### What is expected:
Search the records for "ของผ". Copy every line where it appears.

---------- Records provided ----------

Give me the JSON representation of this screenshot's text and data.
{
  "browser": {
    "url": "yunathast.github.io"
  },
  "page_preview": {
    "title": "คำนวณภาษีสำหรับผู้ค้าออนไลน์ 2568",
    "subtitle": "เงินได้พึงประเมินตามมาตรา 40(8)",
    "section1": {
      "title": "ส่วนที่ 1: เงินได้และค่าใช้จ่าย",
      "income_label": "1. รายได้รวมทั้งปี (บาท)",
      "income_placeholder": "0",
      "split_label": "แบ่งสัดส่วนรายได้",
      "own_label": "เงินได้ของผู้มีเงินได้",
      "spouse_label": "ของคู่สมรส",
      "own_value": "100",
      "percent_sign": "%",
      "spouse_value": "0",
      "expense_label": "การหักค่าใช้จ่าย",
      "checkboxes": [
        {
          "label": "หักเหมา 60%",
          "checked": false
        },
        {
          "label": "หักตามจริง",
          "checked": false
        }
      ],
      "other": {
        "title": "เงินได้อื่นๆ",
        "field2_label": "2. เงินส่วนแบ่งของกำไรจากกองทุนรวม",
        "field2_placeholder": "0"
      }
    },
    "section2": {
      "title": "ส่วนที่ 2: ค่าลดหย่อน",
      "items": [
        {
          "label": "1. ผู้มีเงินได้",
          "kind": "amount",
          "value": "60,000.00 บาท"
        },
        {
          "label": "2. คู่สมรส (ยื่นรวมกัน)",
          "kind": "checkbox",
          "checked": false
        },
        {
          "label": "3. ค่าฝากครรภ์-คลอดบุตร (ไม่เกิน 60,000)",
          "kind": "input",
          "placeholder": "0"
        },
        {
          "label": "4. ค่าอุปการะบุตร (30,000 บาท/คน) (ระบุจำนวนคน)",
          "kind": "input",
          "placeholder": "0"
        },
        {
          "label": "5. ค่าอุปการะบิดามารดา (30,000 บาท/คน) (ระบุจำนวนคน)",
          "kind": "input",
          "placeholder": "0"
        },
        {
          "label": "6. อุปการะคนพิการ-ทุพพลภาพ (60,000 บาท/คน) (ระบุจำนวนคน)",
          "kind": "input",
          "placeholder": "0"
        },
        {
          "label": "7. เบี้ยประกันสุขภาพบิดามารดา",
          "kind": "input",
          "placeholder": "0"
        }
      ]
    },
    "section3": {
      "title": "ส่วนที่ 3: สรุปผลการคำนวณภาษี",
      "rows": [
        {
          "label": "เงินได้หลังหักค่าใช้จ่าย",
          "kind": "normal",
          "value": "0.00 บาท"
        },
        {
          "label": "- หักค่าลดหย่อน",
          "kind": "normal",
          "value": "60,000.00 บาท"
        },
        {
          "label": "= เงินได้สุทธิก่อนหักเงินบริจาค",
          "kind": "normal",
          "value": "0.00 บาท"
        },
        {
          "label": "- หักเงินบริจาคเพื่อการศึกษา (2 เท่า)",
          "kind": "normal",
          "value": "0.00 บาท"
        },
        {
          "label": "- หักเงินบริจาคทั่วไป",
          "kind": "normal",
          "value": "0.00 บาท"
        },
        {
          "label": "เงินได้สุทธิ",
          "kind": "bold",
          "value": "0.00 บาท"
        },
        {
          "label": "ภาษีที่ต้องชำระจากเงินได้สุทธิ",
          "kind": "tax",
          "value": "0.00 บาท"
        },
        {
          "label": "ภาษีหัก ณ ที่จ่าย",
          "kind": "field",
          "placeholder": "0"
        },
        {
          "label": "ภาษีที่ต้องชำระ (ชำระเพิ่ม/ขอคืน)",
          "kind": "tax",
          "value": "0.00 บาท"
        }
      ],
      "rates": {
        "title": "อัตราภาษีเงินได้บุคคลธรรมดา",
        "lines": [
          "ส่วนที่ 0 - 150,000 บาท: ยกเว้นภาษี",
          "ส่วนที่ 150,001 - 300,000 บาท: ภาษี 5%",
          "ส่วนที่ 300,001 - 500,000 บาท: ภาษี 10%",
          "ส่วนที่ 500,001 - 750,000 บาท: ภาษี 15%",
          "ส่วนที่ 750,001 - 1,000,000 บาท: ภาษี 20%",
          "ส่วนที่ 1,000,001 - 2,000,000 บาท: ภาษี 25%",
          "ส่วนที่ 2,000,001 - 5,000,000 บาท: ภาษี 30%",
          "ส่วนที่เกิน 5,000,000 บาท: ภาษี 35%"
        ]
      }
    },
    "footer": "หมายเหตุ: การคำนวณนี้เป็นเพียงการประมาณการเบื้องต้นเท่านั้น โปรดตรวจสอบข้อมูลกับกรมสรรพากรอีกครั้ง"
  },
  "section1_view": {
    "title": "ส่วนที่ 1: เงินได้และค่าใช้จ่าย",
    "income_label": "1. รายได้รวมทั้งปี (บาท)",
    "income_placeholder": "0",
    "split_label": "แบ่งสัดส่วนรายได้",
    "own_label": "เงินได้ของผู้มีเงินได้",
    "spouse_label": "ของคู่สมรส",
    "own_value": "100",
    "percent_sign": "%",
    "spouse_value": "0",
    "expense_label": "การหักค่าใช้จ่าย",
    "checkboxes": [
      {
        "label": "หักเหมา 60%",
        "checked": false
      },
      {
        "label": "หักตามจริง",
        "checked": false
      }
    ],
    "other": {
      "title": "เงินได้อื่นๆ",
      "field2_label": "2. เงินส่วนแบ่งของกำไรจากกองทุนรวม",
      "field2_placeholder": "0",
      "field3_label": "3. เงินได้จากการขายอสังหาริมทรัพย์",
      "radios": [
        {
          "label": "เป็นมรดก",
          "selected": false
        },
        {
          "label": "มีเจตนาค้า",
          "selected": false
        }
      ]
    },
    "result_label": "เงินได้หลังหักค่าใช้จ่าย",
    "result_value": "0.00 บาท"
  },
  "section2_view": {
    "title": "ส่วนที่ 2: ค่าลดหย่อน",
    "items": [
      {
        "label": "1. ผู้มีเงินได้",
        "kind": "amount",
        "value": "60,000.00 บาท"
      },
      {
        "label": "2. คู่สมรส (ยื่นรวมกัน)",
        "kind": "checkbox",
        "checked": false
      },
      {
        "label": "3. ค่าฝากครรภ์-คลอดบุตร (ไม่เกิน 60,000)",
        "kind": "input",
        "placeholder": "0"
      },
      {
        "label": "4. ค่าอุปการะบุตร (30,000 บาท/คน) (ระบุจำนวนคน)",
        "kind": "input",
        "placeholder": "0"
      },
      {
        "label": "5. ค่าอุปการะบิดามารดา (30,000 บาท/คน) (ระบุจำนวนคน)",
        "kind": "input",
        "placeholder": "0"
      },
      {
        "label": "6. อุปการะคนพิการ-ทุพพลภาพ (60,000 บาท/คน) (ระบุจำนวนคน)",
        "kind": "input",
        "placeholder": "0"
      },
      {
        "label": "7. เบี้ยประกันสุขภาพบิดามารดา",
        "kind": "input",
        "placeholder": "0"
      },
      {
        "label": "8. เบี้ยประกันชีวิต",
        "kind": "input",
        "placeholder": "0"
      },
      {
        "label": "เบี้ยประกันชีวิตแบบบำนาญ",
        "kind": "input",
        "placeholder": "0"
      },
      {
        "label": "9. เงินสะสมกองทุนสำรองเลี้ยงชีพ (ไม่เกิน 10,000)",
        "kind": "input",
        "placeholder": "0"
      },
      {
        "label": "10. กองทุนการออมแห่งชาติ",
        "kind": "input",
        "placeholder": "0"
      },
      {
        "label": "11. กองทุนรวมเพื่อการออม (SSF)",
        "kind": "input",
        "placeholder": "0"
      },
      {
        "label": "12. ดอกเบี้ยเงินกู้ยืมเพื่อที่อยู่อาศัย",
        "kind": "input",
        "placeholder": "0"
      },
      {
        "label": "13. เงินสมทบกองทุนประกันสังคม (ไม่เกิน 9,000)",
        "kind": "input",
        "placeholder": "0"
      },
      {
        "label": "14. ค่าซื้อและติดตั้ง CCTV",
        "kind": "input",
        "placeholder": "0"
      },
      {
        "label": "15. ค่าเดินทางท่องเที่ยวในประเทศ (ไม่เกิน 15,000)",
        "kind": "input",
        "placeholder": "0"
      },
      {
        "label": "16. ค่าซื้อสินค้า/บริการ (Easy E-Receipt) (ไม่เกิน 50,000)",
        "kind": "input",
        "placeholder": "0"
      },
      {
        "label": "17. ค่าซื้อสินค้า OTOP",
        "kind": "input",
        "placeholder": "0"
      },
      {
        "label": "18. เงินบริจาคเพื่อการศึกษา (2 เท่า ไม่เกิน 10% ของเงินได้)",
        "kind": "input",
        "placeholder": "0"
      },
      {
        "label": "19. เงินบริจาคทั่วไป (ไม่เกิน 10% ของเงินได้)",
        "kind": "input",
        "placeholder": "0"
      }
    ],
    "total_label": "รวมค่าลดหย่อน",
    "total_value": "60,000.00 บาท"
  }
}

----------

### The output:
      "own_label": "เงินได้ของผู้มีเงินได้",
    "own_label": "เงินได้ของผู้มีเงินได้",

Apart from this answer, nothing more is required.